**Requirements**
Extract all lines that hold "ἐπικρατεῖ" from the records below.

(Data extracted from a collection)
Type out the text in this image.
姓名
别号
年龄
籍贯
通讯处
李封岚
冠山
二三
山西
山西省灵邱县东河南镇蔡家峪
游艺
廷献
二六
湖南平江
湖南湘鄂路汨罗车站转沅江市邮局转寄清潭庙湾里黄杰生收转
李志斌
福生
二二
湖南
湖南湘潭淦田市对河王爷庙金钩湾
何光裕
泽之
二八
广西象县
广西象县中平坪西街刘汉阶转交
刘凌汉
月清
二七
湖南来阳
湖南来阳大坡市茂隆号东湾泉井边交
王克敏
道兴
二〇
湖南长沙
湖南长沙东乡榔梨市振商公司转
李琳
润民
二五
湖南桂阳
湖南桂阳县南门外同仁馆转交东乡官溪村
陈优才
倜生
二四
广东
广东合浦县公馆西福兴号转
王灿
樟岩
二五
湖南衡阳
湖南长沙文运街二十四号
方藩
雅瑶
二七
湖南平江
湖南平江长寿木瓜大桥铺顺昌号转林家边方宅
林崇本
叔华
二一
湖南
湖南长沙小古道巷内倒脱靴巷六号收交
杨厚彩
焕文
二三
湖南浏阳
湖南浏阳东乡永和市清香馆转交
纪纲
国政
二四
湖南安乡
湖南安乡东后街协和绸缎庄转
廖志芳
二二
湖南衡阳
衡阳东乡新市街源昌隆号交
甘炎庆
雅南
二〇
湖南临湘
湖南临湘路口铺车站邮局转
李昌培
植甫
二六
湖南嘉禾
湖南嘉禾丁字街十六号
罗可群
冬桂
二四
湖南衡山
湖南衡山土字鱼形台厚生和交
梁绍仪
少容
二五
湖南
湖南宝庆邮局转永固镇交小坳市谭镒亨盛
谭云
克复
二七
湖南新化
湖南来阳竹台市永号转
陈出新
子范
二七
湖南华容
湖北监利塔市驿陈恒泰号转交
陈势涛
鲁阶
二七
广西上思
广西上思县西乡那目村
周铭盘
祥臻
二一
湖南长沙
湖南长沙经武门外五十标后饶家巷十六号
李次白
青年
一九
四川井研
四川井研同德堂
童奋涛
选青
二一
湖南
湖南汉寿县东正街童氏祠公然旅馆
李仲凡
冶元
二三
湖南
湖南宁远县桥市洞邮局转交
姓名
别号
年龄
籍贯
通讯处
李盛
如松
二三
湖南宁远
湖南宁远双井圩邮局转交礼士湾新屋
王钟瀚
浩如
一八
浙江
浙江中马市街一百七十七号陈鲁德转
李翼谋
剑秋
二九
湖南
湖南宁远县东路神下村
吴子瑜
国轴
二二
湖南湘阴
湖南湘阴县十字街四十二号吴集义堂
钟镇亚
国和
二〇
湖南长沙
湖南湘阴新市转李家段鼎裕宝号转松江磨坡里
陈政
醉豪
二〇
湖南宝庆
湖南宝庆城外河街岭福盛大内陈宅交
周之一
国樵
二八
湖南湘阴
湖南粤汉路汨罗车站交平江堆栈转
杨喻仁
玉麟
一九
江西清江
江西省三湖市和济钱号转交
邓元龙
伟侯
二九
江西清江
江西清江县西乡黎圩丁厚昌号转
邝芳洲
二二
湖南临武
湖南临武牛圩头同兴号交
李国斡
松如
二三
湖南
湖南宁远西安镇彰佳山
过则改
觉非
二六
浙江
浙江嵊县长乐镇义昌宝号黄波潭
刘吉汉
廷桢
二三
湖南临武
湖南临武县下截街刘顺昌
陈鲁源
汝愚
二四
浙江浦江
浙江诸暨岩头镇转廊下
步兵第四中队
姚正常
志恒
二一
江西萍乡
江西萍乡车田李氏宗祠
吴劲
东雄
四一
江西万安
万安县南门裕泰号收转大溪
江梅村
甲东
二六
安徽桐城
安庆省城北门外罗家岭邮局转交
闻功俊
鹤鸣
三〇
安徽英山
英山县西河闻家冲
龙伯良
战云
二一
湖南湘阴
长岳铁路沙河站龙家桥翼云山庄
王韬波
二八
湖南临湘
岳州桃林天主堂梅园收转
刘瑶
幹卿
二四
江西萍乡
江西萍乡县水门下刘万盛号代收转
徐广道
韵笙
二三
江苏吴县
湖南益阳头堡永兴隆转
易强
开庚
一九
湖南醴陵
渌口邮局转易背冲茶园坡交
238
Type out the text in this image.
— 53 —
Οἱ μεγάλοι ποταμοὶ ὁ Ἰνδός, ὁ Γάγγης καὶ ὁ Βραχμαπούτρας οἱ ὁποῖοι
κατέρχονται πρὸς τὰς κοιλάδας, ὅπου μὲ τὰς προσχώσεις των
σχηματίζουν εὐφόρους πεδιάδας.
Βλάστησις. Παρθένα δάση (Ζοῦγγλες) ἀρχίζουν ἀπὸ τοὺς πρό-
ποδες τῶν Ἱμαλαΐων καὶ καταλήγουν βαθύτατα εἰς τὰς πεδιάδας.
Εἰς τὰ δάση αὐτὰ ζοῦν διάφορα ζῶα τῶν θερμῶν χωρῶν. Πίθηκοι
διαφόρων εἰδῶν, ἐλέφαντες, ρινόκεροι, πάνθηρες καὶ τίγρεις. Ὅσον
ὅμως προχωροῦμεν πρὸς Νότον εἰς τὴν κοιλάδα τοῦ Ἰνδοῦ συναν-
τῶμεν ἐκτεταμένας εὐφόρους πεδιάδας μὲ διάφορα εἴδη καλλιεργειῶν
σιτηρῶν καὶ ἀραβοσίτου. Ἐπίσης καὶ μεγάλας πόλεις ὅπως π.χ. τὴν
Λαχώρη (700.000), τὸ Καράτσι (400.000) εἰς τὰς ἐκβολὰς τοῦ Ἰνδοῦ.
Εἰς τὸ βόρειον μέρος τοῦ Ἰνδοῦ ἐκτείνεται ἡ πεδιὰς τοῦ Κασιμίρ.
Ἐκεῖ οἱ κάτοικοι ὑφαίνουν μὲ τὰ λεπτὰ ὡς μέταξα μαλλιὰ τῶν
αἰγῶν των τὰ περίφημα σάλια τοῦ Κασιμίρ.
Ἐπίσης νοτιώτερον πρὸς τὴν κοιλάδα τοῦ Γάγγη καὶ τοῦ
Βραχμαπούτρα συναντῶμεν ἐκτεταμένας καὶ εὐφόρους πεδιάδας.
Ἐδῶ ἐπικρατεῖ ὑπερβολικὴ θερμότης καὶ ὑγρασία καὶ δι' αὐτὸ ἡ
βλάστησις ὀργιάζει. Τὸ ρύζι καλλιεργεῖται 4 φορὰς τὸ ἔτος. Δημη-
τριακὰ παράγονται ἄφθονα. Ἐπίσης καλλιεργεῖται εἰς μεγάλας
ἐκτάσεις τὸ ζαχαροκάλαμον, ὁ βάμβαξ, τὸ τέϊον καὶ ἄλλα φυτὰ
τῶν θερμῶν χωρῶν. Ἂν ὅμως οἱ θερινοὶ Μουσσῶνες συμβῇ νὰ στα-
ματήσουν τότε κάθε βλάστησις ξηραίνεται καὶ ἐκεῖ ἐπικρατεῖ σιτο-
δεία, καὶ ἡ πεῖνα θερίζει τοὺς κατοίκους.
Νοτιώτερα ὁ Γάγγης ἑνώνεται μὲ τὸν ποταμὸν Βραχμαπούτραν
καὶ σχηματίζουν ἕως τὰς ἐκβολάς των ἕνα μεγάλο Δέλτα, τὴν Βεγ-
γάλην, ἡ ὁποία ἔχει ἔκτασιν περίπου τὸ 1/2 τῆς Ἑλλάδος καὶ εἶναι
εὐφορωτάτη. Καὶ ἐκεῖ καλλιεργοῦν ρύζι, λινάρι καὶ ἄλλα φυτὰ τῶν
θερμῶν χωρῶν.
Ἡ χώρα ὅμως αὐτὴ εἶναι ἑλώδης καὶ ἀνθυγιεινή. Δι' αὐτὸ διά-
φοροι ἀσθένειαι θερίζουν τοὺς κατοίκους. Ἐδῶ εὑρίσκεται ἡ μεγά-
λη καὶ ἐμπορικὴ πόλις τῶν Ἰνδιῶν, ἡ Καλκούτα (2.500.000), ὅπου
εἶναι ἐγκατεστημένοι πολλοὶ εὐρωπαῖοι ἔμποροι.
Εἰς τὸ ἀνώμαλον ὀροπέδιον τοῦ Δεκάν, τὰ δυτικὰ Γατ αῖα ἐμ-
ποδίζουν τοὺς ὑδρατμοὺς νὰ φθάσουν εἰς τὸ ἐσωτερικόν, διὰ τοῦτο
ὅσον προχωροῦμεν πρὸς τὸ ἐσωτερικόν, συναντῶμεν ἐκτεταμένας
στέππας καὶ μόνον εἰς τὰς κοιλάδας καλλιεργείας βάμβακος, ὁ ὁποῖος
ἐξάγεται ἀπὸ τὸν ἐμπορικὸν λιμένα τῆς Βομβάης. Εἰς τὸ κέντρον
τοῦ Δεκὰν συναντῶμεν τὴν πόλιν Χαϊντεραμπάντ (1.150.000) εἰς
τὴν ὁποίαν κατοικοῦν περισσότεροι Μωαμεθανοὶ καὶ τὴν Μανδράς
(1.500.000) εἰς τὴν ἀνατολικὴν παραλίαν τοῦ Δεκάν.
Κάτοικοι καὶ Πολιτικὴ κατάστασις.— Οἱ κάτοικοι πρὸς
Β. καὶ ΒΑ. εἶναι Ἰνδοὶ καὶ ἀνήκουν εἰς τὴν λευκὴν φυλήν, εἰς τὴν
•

**Written response**
Ἐδῶ ἐπικρατεῖ ὑπερβολικὴ θερμότης καὶ ὑγρασία καὶ δι' αὐτὸ ἡ
ματήσουν τότε κάθε βλάστησις ξηραίνεται καὶ ἐκεῖ ἐπικρατεῖ σιτο-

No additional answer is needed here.